» What to produce: Make an exact copy of all the entries, with the pictures left out.

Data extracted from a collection
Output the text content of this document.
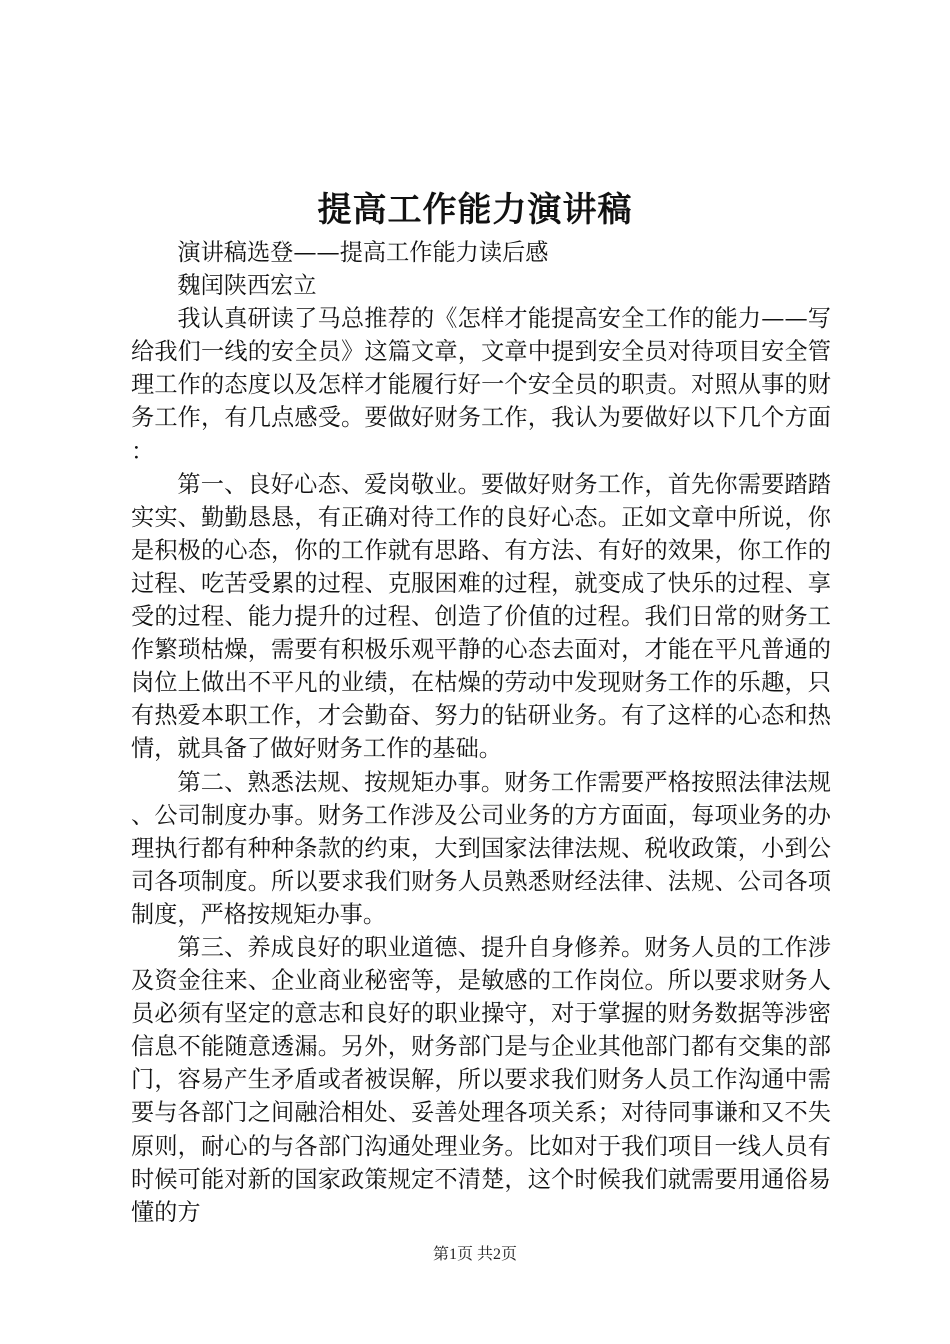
提高工作能力演讲稿

演讲稿选登——提高工作能力读后感

魏闰陕西宏立

我认真研读了马总推荐的《怎样才能提高安全工作的能力——写给我们一线的安全员》这篇文章，文章中提到安全员对待项目安全管理工作的态度以及怎样才能履行好一个安全员的职责。对照从事的财务工作，有几点感受。要做好财务工作，我认为要做好以下几个方面：

第一、良好心态、爱岗敬业。要做好财务工作，首先你需要踏踏实实、勤勤恳恳，有正确对待工作的良好心态。正如文章中所说，你是积极的心态，你的工作就有思路、有方法、有好的效果，你工作的过程、吃苦受累的过程、克服困难的过程，就变成了快乐的过程、享受的过程、能力提升的过程、创造了价值的过程。我们日常的财务工作繁琐枯燥，需要有积极乐观平静的心态去面对，才能在平凡普通的岗位上做出不平凡的业绩，在枯燥的劳动中发现财务工作的乐趣，只有热爱本职工作，才会勤奋、努力的钻研业务。有了这样的心态和热情，就具备了做好财务工作的基础。

第二、熟悉法规、按规矩办事。财务工作需要严格按照法律法规、公司制度办事。财务工作涉及公司业务的方方面面，每项业务的办理执行都有种种条款的约束，大到国家法律法规、税收政策，小到公司各项制度。所以要求我们财务人员熟悉财经法律、法规、公司各项制度，严格按规矩办事。

第三、养成良好的职业道德、提升自身修养。财务人员的工作涉及资金往来、企业商业秘密等，是敏感的工作岗位。所以要求财务人员必须有坚定的意志和良好的职业操守，对于掌握的财务数据等涉密信息不能随意透漏。另外，财务部门是与企业其他部门都有交集的部门，容易产生矛盾或者被误解，所以要求我们财务人员工作沟通中需要与各部门之间融洽相处、妥善处理各项关系；对待同事谦和又不失原则，耐心的与各部门沟通处理业务。比如对于我们项目一线人员有时候可能对新的国家政策规定不清楚，这个时候我们就需要用通俗易懂的方

第1页 共2页
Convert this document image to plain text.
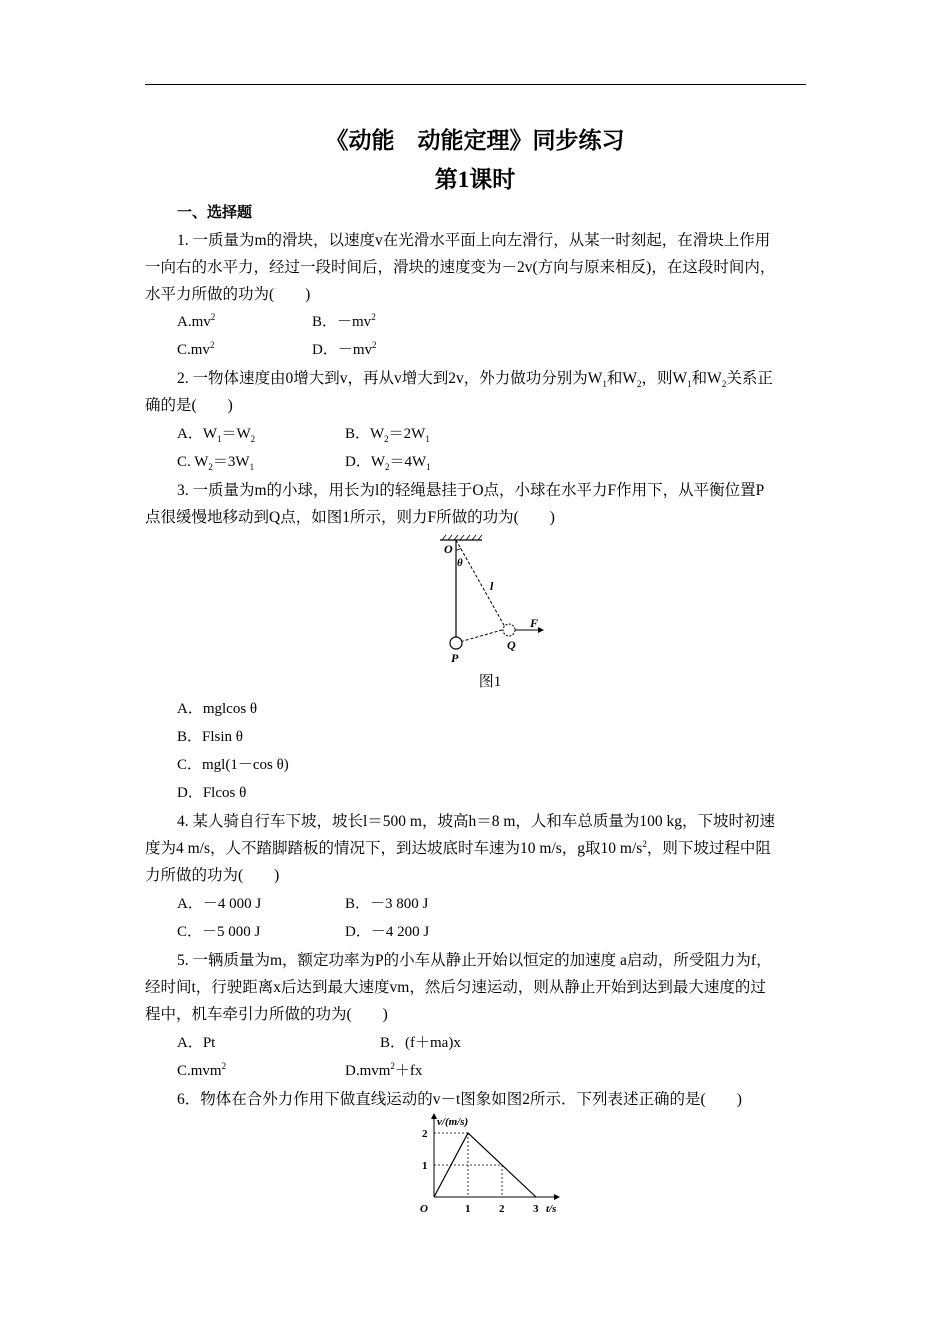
《动能　动能定理》同步练习
第1课时
一、选择题
1. 一质量为m的滑块，以速度v在光滑水平面上向左滑行，从某一时刻起，在滑块上作用
一向右的水平力，经过一段时间后，滑块的速度变为－2v(方向与原来相反)，在这段时间内，
水平力所做的功为(　　)
$A.mv^2$	B．$-mv^2$
$C.mv^2$	D．$-mv^2$
2. 一物体速度由0增大到v，再从v增大到2v，外力做功分别为$W_1$和$W_2$，则$W_1$和$W_2$关系正
确的是(　　)
A．$W_1=W_2$	B．$W_2=2W_1$
C. $W_2=3W_1$	D．$W_2=4W_1$
3. 一质量为m的小球，用长为l的轻绳悬挂于O点，小球在水平力F作用下，从平衡位置P
点很缓慢地移动到Q点，如图1所示，则力F所做的功为(　　)
O
θ
l
F
P
Q
图1
A．mglcos θ
B．Flsin θ
C．mgl(1－cos θ)
D．Flcos θ
4. 某人骑自行车下坡，坡长l＝500 m，坡高h＝8 m，人和车总质量为100 kg，下坡时初速
度为4 m/s，人不踏脚踏板的情况下，到达坡底时车速为10 m/s，g取10 $m/s^2$，则下坡过程中阻
力所做的功为(　　)
A．－4 000 J	B．－3 800 J
C．－5 000 J	D．－4 200 J
5. 一辆质量为m，额定功率为P的小车从静止开始以恒定的加速度 a启动，所受阻力为f，
经时间t，行驶距离x后达到最大速度vm，然后匀速运动，则从静止开始到达到最大速度的过
程中，机车牵引力所做的功为(　　)
A．Pt	B．(f＋ma)x
C.mvm$^2$	D.mvm$^2$＋fx
6．物体在合外力作用下做直线运动的v－t图象如图2所示．下列表述正确的是(　　)
1	2	3
1
2
O	t/s
v/(m/s)
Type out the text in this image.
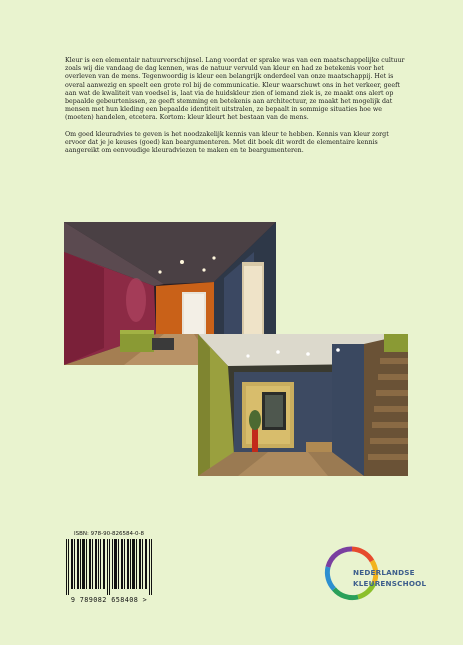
Kleur is een elementair natuurverschijnsel. Lang voordat er sprake was van een maatschappelijke cultuur zoals wij die vandaag de dag kennen, was de natuur vervuld van kleur en had ze betekenis voor het overleven van de mens. Tegenwoordig is kleur een belangrijk onderdeel van onze maatschappij. Het is overal aanwezig en speelt een grote rol bij de communicatie. Kleur waarschuwt ons in het verkeer, geeft aan wat de kwaliteit van voedsel is, laat via de huidskleur zien of iemand ziek is, ze maakt ons alert op bepaalde gebeurtenissen, ze geeft stemming en betekenis aan architectuur, ze maakt het mogelijk dat mensen met hun kleding een bepaalde identiteit uitstralen, ze bepaalt in sommige situaties hoe we (moeten) handelen, etcetera. Kortom: kleur kleurt het bestaan van de mens.

Om goed kleuradvies te geven is het noodzakelijk kennis van kleur te hebben. Kennis van kleur zorgt ervoor dat je je keuses (goed) kan beargumenteren. Met dit boek dit wordt de elementaire kennis aangereikt om eenvoudige kleuradviezen te maken en te beargumenteren.

ISBN: 978-90-826584-0-8
9 789082 658408 >
NEDERLANDSE
KLEURENSCHOOL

» Task result:
Output the text content of this document.
提高工作能力演讲稿

演讲稿选登——提高工作能力读后感

魏闰陕西宏立

我认真研读了马总推荐的《怎样才能提高安全工作的能力——写给我们一线的安全员》这篇文章，文章中提到安全员对待项目安全管理工作的态度以及怎样才能履行好一个安全员的职责。对照从事的财务工作，有几点感受。要做好财务工作，我认为要做好以下几个方面：

第一、良好心态、爱岗敬业。要做好财务工作，首先你需要踏踏实实、勤勤恳恳，有正确对待工作的良好心态。正如文章中所说，你是积极的心态，你的工作就有思路、有方法、有好的效果，你工作的过程、吃苦受累的过程、克服困难的过程，就变成了快乐的过程、享受的过程、能力提升的过程、创造了价值的过程。我们日常的财务工作繁琐枯燥，需要有积极乐观平静的心态去面对，才能在平凡普通的岗位上做出不平凡的业绩，在枯燥的劳动中发现财务工作的乐趣，只有热爱本职工作，才会勤奋、努力的钻研业务。有了这样的心态和热情，就具备了做好财务工作的基础。

第二、熟悉法规、按规矩办事。财务工作需要严格按照法律法规、公司制度办事。财务工作涉及公司业务的方方面面，每项业务的办理执行都有种种条款的约束，大到国家法律法规、税收政策，小到公司各项制度。所以要求我们财务人员熟悉财经法律、法规、公司各项制度，严格按规矩办事。

第三、养成良好的职业道德、提升自身修养。财务人员的工作涉及资金往来、企业商业秘密等，是敏感的工作岗位。所以要求财务人员必须有坚定的意志和良好的职业操守，对于掌握的财务数据等涉密信息不能随意透漏。另外，财务部门是与企业其他部门都有交集的部门，容易产生矛盾或者被误解，所以要求我们财务人员工作沟通中需要与各部门之间融洽相处、妥善处理各项关系；对待同事谦和又不失原则，耐心的与各部门沟通处理业务。比如对于我们项目一线人员有时候可能对新的国家政策规定不清楚，这个时候我们就需要用通俗易懂的方

第1页 共2页
Convert this document image to plain text.
《动能　动能定理》同步练习
第1课时
一、选择题
1. 一质量为m的滑块，以速度v在光滑水平面上向左滑行，从某一时刻起，在滑块上作用
一向右的水平力，经过一段时间后，滑块的速度变为－2v(方向与原来相反)，在这段时间内，
水平力所做的功为(　　)
$A.mv^2$	B．$-mv^2$
$C.mv^2$	D．$-mv^2$
2. 一物体速度由0增大到v，再从v增大到2v，外力做功分别为$W_1$和$W_2$，则$W_1$和$W_2$关系正
确的是(　　)
A．$W_1=W_2$	B．$W_2=2W_1$
C. $W_2=3W_1$	D．$W_2=4W_1$
3. 一质量为m的小球，用长为l的轻绳悬挂于O点，小球在水平力F作用下，从平衡位置P
点很缓慢地移动到Q点，如图1所示，则力F所做的功为(　　)
O
θ
l
F
P
Q
图1
A．mglcos θ
B．Flsin θ
C．mgl(1－cos θ)
D．Flcos θ
4. 某人骑自行车下坡，坡长l＝500 m，坡高h＝8 m，人和车总质量为100 kg，下坡时初速
度为4 m/s，人不踏脚踏板的情况下，到达坡底时车速为10 m/s，g取10 $m/s^2$，则下坡过程中阻
力所做的功为(　　)
A．－4 000 J	B．－3 800 J
C．－5 000 J	D．－4 200 J
5. 一辆质量为m，额定功率为P的小车从静止开始以恒定的加速度 a启动，所受阻力为f，
经时间t，行驶距离x后达到最大速度vm，然后匀速运动，则从静止开始到达到最大速度的过
程中，机车牵引力所做的功为(　　)
A．Pt	B．(f＋ma)x
C.mvm$^2$	D.mvm$^2$＋fx
6．物体在合外力作用下做直线运动的v－t图象如图2所示．下列表述正确的是(　　)
1	2	3
1
2
O	t/s
v/(m/s)
Type out the text in this image.
Kleur is een elementair natuurverschijnsel. Lang voordat er sprake was van een maatschappelijke cultuur zoals wij die vandaag de dag kennen, was de natuur vervuld van kleur en had ze betekenis voor het overleven van de mens. Tegenwoordig is kleur een belangrijk onderdeel van onze maatschappij. Het is overal aanwezig en speelt een grote rol bij de communicatie. Kleur waarschuwt ons in het verkeer, geeft aan wat de kwaliteit van voedsel is, laat via de huidskleur zien of iemand ziek is, ze maakt ons alert op bepaalde gebeurtenissen, ze geeft stemming en betekenis aan architectuur, ze maakt het mogelijk dat mensen met hun kleding een bepaalde identiteit uitstralen, ze bepaalt in sommige situaties hoe we (moeten) handelen, etcetera. Kortom: kleur kleurt het bestaan van de mens.

Om goed kleuradvies te geven is het noodzakelijk kennis van kleur te hebben. Kennis van kleur zorgt ervoor dat je je keuses (goed) kan beargumenteren. Met dit boek dit wordt de elementaire kennis aangereikt om eenvoudige kleuradviezen te maken en te beargumenteren.

ISBN: 978-90-826584-0-8
9 789082 658408 >
NEDERLANDSE
KLEURENSCHOOL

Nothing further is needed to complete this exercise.